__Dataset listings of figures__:
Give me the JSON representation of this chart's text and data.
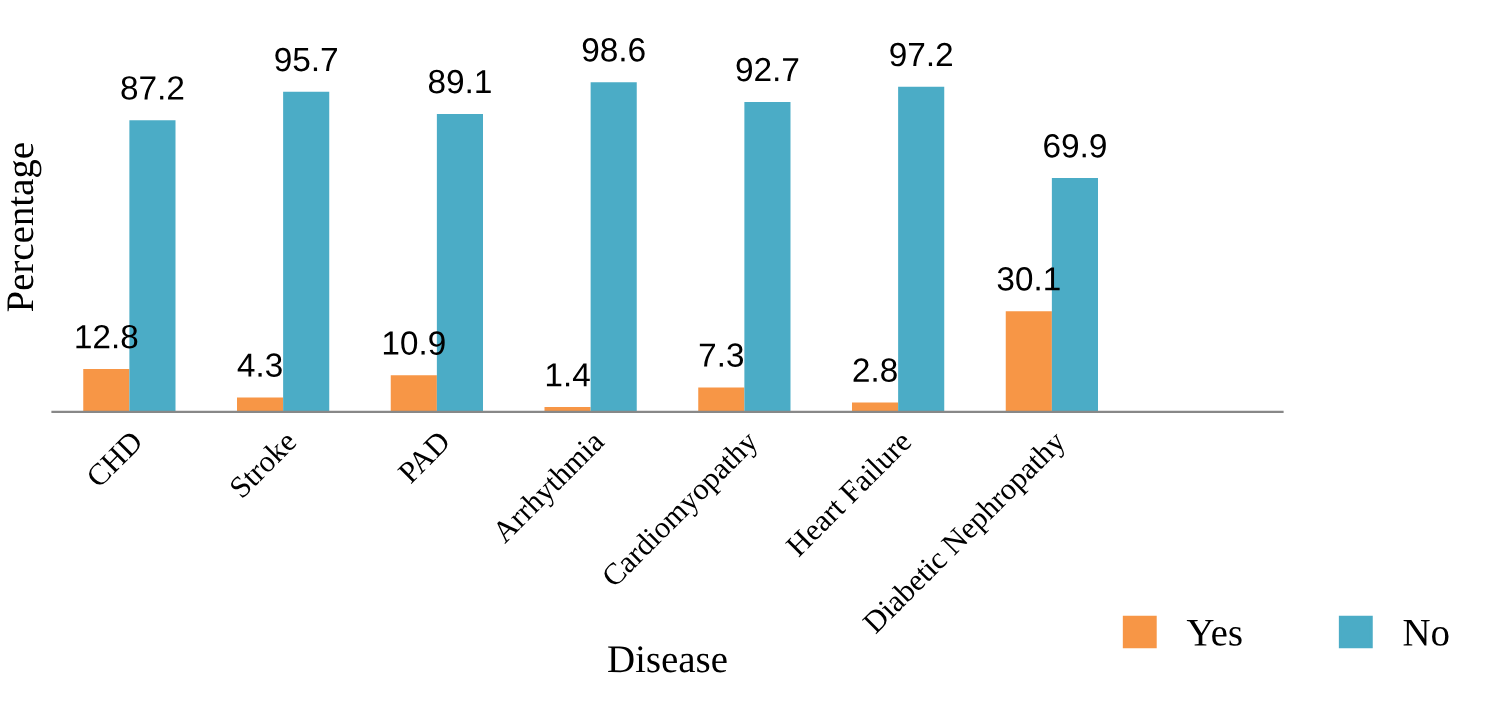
{
  "chart_data": {
    "type": "bar",
    "xlabel": "Disease",
    "ylabel": "Percentage",
    "categories": [
      "CHD",
      "Stroke",
      "PAD",
      "Arrhythmia",
      "Cardiomyopathy",
      "Heart Failure",
      "Diabetic Nephropathy",
      null
    ],
    "series": [
      {
        "name": "Yes",
        "color": "#f79646",
        "values": [
          12.8,
          4.3,
          10.9,
          1.4,
          7.3,
          2.8,
          30.1,
          null
        ]
      },
      {
        "name": "No",
        "color": "#4bacc6",
        "values": [
          87.2,
          95.7,
          89.1,
          98.6,
          92.7,
          97.2,
          69.9,
          null
        ]
      }
    ],
    "data_labels": true,
    "legend": "bottom right",
    "grid": false
  }
}
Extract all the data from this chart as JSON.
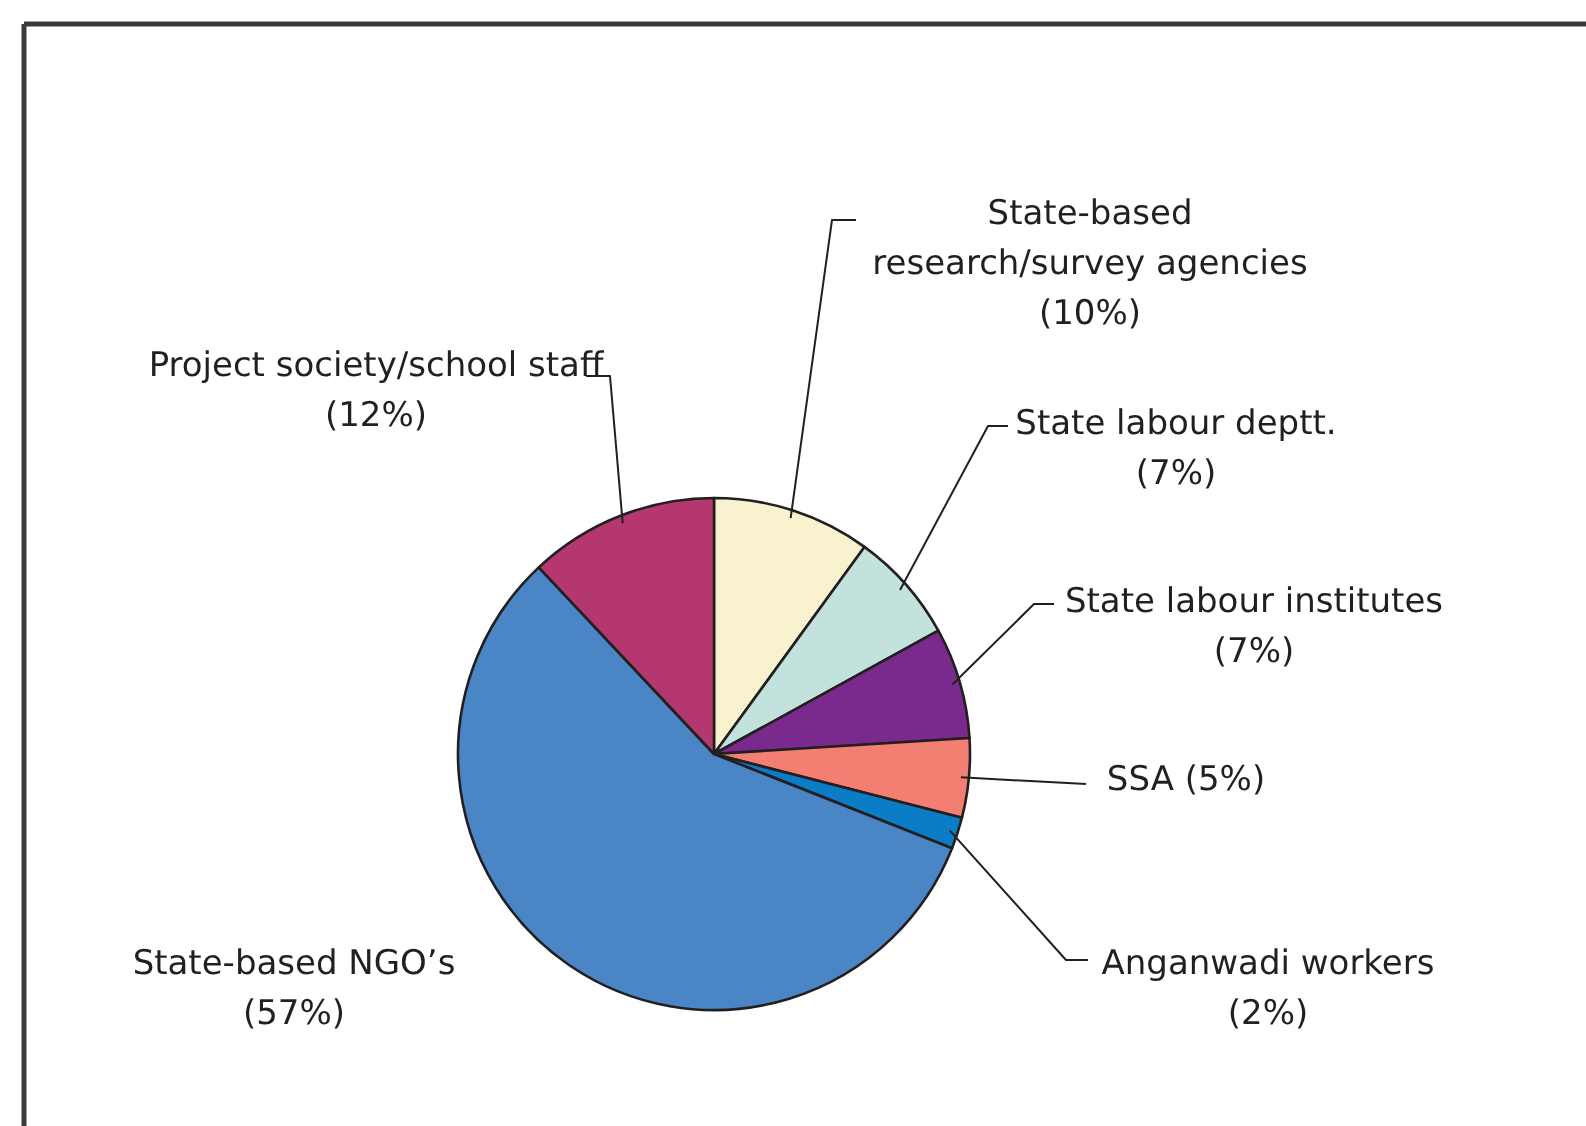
{
  "chart_data": {
    "type": "pie",
    "categories": [
      "State-based research/survey agencies",
      "State labour deptt.",
      "State labour institutes",
      "SSA",
      "Anganwadi workers",
      "State-based NGO’s",
      "Project society/school staff"
    ],
    "values": [
      10,
      7,
      7,
      5,
      2,
      57,
      12
    ],
    "value_labels": [
      "(10%)",
      "(7%)",
      "(7%)",
      "(5%)",
      "(2%)",
      "(57%)",
      "(12%)"
    ],
    "colors": [
      "#f8f2cf",
      "#c3e2de",
      "#7a2a8c",
      "#f37f73",
      "#0a7dc6",
      "#4a86c6",
      "#b43770"
    ]
  }
}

__PROBLEM DETAILS__:
Transcribe the records above exactly, omitting every picture they contain.

__ANSWER TO THE TASK__:
Give me the JSON representation of this chart's text and data.
{
  "chart_data": {
    "type": "bar",
    "xlabel": "Disease",
    "ylabel": "Percentage",
    "categories": [
      "CHD",
      "Stroke",
      "PAD",
      "Arrhythmia",
      "Cardiomyopathy",
      "Heart Failure",
      "Diabetic Nephropathy",
      null
    ],
    "series": [
      {
        "name": "Yes",
        "color": "#f79646",
        "values": [
          12.8,
          4.3,
          10.9,
          1.4,
          7.3,
          2.8,
          30.1,
          null
        ]
      },
      {
        "name": "No",
        "color": "#4bacc6",
        "values": [
          87.2,
          95.7,
          89.1,
          98.6,
          92.7,
          97.2,
          69.9,
          null
        ]
      }
    ],
    "data_labels": true,
    "legend": "bottom right",
    "grid": false
  }
}
Extract all the data from this chart as JSON.
{
  "chart_data": {
    "type": "pie",
    "categories": [
      "State-based research/survey agencies",
      "State labour deptt.",
      "State labour institutes",
      "SSA",
      "Anganwadi workers",
      "State-based NGO’s",
      "Project society/school staff"
    ],
    "values": [
      10,
      7,
      7,
      5,
      2,
      57,
      12
    ],
    "value_labels": [
      "(10%)",
      "(7%)",
      "(7%)",
      "(5%)",
      "(2%)",
      "(57%)",
      "(12%)"
    ],
    "colors": [
      "#f8f2cf",
      "#c3e2de",
      "#7a2a8c",
      "#f37f73",
      "#0a7dc6",
      "#4a86c6",
      "#b43770"
    ]
  }
}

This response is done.